[Tasks to carry out]:
1 - Answer these questions about the blog post on the broken WalMart.com page:
(a) What was the writer searching for when the page came up?
(b) In which browser, and on what computer, did the page look fine?
(c) According to the last comment, how many hours later was the page still not fixed?
2 - Continue the blog post on the broken WalMart.com page, starting right after its final comment.

[Page excerpt]:
.....

Have you seen any ugly pages lately? Perhaps they’re just not Firefox-friendly or they break in another browser.
I stumbled upon WalMart.com this afternoon while searching for Wii video game specials when this page rendered.
It looked fine in Safari on my Mac, but horribly broken in Firefox. This could hurt sales. Hopefully someone from Wal-Mart is reading and can get it fixed soon.
Is someone in your organization responsible for helping your site speak to multiple browsers?
December 18th, 2007
10:25 pm
Ouch. No reason for cross-browser mistakes like this anymore. I test my site at work on multiple browsers regularly — no reason why the big guys shouldn’t be doing the same.
December 19th, 2007
3:14 am
Amazing how the simple things get you. Where is testing and QA??
December 19th, 2007
9:35 am
Good reminder to always do basics
December 19th, 2007
11:24 am
Broken in Firefox, but working for Safari? Sounds like the PC-centric Wal Mart has its priorities all screwy!
December 19th, 2007
2:22 pm
Wonder how long it will take them to realize it?
December 19th, 2007
2:30 pm
25 hours later and they still haven’t fixed it. I have been keeping an eye out for it.

.....

(Document structure recognition data)
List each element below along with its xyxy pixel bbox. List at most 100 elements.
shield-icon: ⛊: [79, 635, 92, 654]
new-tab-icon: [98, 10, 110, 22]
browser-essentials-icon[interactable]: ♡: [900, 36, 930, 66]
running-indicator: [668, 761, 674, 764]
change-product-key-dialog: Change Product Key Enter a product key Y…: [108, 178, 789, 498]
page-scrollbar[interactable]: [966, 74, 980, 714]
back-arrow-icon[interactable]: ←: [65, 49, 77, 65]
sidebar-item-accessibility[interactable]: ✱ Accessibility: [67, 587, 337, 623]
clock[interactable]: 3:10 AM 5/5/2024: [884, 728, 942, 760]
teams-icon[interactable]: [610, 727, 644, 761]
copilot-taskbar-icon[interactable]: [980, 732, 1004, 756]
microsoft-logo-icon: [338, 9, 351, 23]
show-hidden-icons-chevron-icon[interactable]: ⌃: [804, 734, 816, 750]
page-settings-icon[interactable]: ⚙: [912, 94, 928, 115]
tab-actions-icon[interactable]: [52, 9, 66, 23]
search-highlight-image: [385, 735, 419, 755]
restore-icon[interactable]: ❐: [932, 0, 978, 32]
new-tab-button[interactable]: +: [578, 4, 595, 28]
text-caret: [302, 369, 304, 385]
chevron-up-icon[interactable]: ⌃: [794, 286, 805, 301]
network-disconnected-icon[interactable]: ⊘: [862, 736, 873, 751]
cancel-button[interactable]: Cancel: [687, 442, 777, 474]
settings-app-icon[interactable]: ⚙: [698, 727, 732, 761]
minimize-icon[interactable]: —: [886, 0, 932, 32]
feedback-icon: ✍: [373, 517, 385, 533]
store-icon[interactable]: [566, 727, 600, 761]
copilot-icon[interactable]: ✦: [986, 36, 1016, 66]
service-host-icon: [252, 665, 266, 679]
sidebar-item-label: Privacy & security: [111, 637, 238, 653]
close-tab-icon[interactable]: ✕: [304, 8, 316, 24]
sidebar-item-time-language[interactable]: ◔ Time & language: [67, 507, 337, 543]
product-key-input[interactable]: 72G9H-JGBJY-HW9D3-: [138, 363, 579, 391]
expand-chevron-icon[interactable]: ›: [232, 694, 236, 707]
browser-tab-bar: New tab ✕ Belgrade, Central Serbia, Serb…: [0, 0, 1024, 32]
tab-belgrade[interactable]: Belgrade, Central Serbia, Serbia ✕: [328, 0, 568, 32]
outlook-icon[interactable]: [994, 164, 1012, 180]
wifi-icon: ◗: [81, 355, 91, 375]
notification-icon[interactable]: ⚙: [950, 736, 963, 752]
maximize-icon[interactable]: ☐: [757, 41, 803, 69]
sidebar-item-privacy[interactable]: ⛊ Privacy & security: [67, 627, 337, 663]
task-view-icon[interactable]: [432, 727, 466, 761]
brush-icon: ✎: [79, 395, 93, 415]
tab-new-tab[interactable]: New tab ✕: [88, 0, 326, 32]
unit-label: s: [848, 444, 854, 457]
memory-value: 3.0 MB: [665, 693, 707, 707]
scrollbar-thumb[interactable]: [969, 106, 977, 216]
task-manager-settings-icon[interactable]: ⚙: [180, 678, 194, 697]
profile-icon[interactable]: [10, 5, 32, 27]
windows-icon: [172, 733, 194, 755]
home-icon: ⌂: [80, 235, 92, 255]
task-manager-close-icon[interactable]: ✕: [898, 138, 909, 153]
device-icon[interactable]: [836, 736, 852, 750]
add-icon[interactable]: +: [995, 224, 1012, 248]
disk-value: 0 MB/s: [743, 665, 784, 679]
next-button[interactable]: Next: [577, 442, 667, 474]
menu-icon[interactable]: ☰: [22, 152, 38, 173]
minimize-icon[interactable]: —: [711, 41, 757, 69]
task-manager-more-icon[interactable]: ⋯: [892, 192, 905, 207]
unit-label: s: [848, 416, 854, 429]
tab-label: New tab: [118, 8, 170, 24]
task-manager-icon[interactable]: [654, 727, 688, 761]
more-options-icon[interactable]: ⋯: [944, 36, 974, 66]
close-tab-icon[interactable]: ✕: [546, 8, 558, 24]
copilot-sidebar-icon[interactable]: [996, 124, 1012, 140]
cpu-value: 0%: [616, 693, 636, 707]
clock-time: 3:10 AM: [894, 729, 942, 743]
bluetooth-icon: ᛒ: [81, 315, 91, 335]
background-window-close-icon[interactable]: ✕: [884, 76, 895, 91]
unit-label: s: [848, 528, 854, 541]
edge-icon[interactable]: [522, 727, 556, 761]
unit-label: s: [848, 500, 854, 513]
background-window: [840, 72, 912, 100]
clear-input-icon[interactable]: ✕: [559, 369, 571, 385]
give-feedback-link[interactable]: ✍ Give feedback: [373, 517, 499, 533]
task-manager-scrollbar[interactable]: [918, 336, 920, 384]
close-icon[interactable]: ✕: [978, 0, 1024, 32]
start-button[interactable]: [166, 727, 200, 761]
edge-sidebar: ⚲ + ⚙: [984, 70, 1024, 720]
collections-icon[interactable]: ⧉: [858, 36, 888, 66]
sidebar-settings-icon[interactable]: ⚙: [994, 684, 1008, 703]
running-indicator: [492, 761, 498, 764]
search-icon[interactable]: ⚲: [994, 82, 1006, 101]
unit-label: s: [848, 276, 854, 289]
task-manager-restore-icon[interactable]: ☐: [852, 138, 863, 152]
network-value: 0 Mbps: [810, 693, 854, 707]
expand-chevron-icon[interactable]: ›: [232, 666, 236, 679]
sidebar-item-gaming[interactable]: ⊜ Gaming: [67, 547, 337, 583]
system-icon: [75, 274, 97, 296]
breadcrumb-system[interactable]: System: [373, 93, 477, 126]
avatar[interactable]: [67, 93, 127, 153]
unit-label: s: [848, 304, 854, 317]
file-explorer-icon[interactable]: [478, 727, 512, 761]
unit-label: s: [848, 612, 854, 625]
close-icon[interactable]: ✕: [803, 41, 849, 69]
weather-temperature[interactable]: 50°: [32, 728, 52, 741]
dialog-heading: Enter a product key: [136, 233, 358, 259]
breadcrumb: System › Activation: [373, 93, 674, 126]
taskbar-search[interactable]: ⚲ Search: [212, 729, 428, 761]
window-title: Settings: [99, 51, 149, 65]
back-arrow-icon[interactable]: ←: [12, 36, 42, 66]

.....

[Your written answers]:
1 -
(a) Wii video game specials
(b) Safari on the writer's Mac
(c) 25 hours

2 -
December 20th, 2007
8:52 am
Will they ever fix it? I think it will take atleast more than couple of months for them to spot it.
December 20th, 2007
11:25 am
Looks fine to me in Firefox on my Vista PC. Is this a Mac+Firefox-only issue or have they fixed it?
Since Mac only has about 4-7% market share, and Firefox overall has about 20-30% of the browser market share, I would say 100 million is a bit overstated.
However, there’s no excuse for Wal-Mart to have cross-browser or cross-OS issues of any kind.
December 21st, 2007
1:36 pm
[...] it can happen to Wal-Mart, it can happen to you. GrokDotCom reminds us why testing your site across different browsers is important, perhaps more than ever now [...]
December 24th, 2007
12:04 pm
It looks fine to me in Firefox on XP. What’s the problem everyone sees?
December 24th, 2007
12:05 pm
David, you can click on the thumbnail above to see the issue.
December 24th, 2007
12:07 pm
I once told the CEO of a client that their website was not rendering properly, and their IT guy refused to believe it until I sent screenshots. This year a very successful company sent out a good follow up email for gift deals that were still available. I tested it on multiple browsers on multiple machines. Some worked, some didn’t. I called them twice to let them know and it never got corrected.
December 24th, 2007
12:34 pm
Pitty i couldnt see the error. the problem you mention seems to have been fixed now.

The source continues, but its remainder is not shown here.